• **What needs to be done**
Find how many lines hold the word "hiking" and give that number only.

• **Records for this task**
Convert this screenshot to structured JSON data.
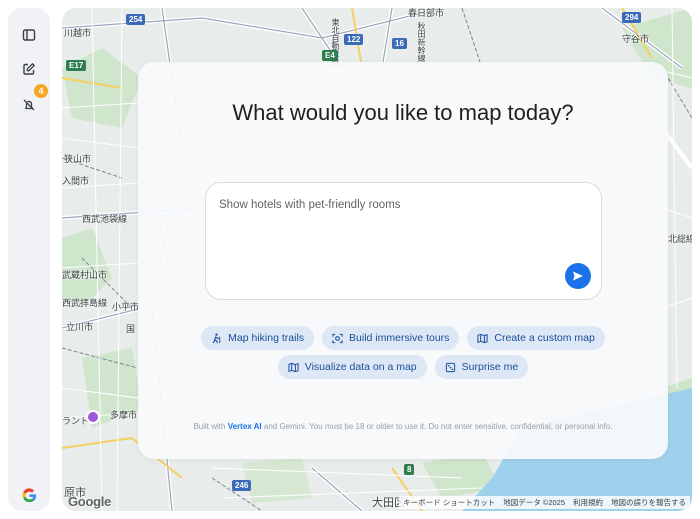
{
  "sidebar": {
    "toggle_icon": "sidebar-toggle-icon",
    "new_chat_icon": "edit-icon",
    "notifications_icon": "bell-off-icon",
    "notifications_count": "4",
    "google_icon": "google-g-icon"
  },
  "panel": {
    "title": "What would you like to map today?",
    "prompt_placeholder": "Show hotels with pet-friendly rooms",
    "chips": [
      {
        "label": "Map hiking trails",
        "icon": "hiking-icon"
      },
      {
        "label": "Build immersive tours",
        "icon": "tour-icon"
      },
      {
        "label": "Create a custom map",
        "icon": "map-icon"
      },
      {
        "label": "Visualize data on a map",
        "icon": "map-icon"
      },
      {
        "label": "Surprise me",
        "icon": "dice-icon"
      }
    ],
    "disclaimer_prefix": "Built with",
    "disclaimer_brand": "Vertex AI",
    "disclaimer_rest": "and Gemini. You must be 18 or older to use it. Do not enter sensitive, confidential, or personal info."
  },
  "map": {
    "labels": {
      "kasukabe": "春日部市",
      "moriya": "守谷市",
      "kitasoma": "北総線",
      "sayama": "狭山市",
      "iruma": "入間市",
      "nishibu": "西武池袋線",
      "higashimurayama": "東大和市",
      "musashi": "武蔵村山市",
      "seibutamako": "西武拝島線",
      "kodaira": "小平市",
      "tachikawa": "立川市",
      "tama": "多摩市",
      "land": "ランド",
      "genshi": "原市",
      "ota": "大田区",
      "tohoku": "東北自動車道",
      "akita": "秋田新幹線",
      "kawagoe": "川越市",
      "kotohira": "国"
    },
    "shields": [
      "254",
      "E17",
      "E4",
      "122",
      "16",
      "294",
      "246",
      "8"
    ],
    "footer": [
      "キーボード ショートカット",
      "地図データ ©2025",
      "利用規約",
      "地図の誤りを報告する"
    ],
    "google": "Google"
  }
}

• **Worked answer**
2